What you should do:
Single out the lines that include the word "Брянской". Copy them.

Input rows:
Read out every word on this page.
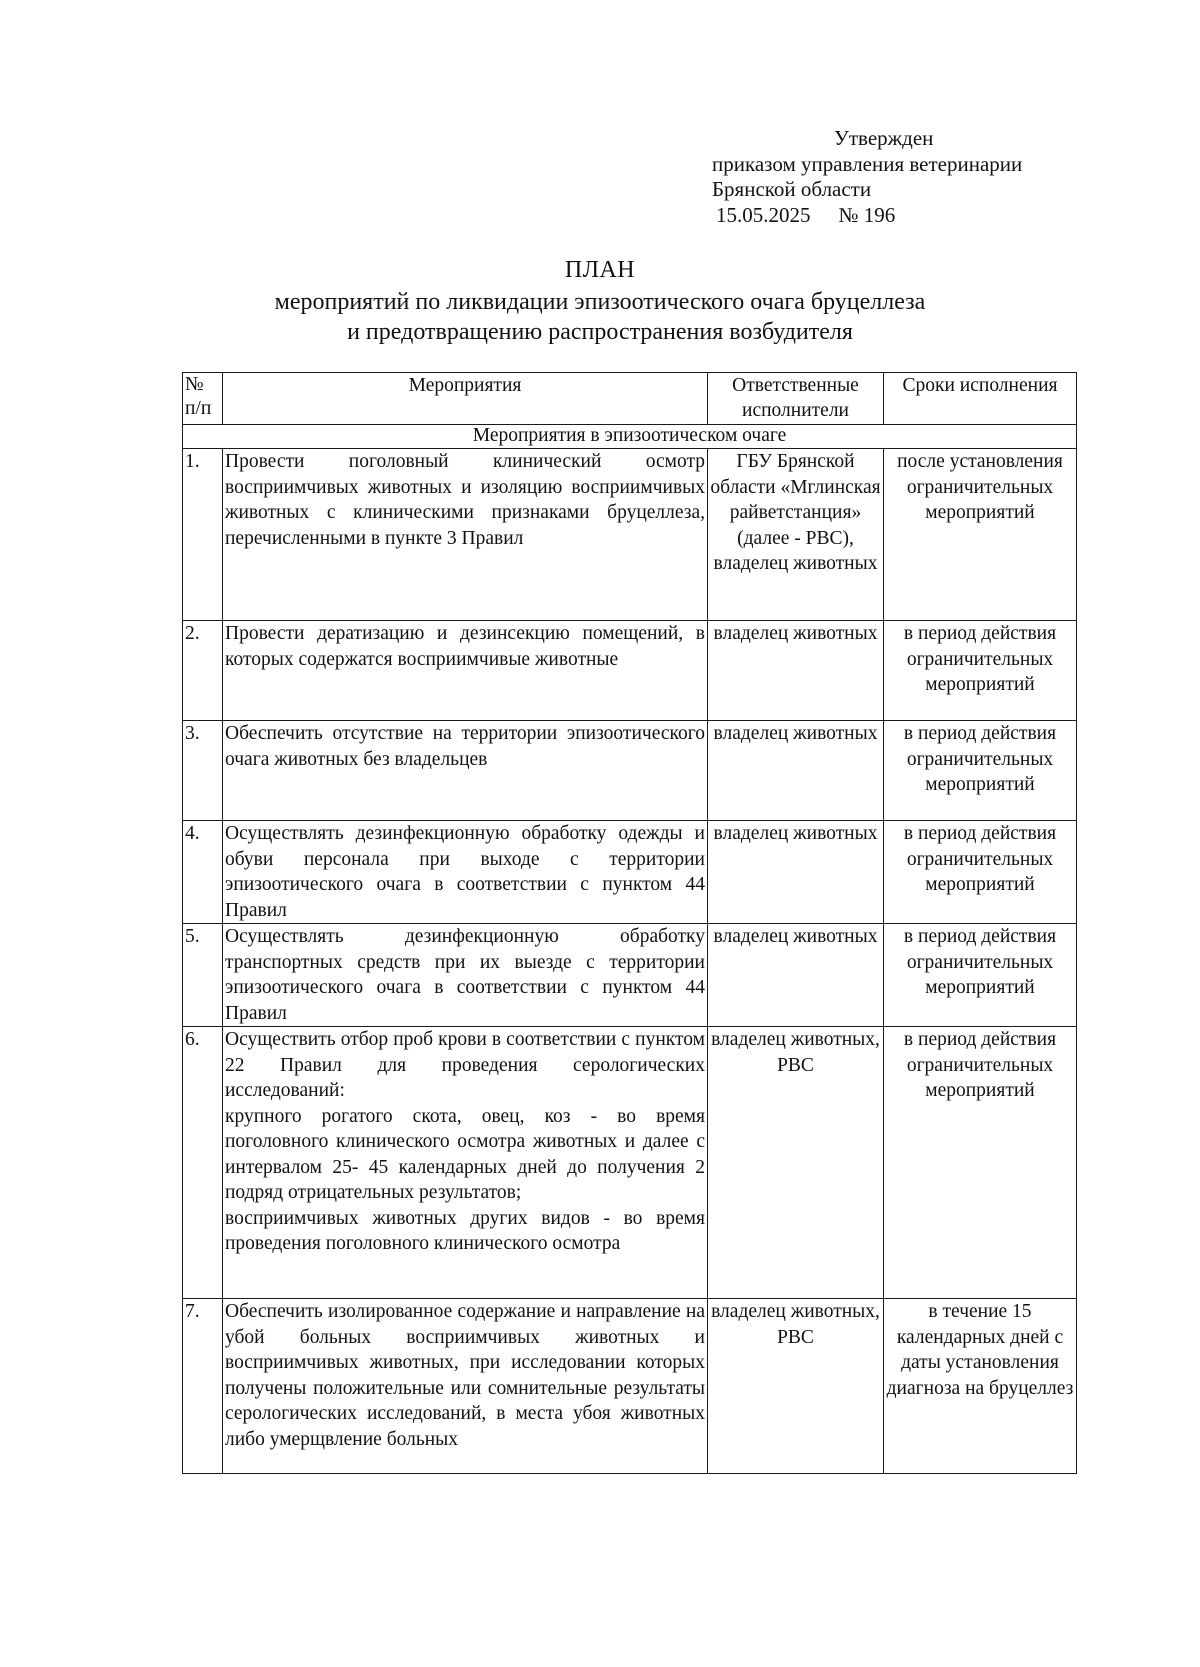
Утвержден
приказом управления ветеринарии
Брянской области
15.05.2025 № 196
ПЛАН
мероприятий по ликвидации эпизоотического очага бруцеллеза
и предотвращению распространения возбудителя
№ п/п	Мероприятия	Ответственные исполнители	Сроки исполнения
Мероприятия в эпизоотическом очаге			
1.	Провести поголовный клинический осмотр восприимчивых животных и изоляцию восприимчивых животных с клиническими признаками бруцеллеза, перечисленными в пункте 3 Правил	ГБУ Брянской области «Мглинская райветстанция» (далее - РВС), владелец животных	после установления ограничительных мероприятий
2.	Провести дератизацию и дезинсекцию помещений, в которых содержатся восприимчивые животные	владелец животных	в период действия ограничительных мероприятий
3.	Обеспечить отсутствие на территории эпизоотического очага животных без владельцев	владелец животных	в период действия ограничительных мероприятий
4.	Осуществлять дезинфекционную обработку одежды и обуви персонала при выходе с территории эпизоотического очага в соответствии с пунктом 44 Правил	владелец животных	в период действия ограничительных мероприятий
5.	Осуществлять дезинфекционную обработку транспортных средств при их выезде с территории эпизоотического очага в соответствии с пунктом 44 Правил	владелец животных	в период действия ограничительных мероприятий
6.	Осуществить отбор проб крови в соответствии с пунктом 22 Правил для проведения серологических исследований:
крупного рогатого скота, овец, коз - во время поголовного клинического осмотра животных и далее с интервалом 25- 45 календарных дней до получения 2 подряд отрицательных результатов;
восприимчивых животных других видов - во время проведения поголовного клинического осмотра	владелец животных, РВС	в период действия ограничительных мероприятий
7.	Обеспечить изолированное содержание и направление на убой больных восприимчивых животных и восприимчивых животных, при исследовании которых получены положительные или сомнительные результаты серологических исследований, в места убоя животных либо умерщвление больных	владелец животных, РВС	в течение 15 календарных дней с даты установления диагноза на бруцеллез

Result for this exercise:
Брянской области
1.	Провести поголовный клинический осмотр восприимчивых животных и изоляцию восприимчивых животных с клиническими признаками бруцеллеза, перечисленными в пункте 3 Правил	ГБУ Брянской области «Мглинская райветстанция» (далее - РВС), владелец животных	после установления ограничительных мероприятий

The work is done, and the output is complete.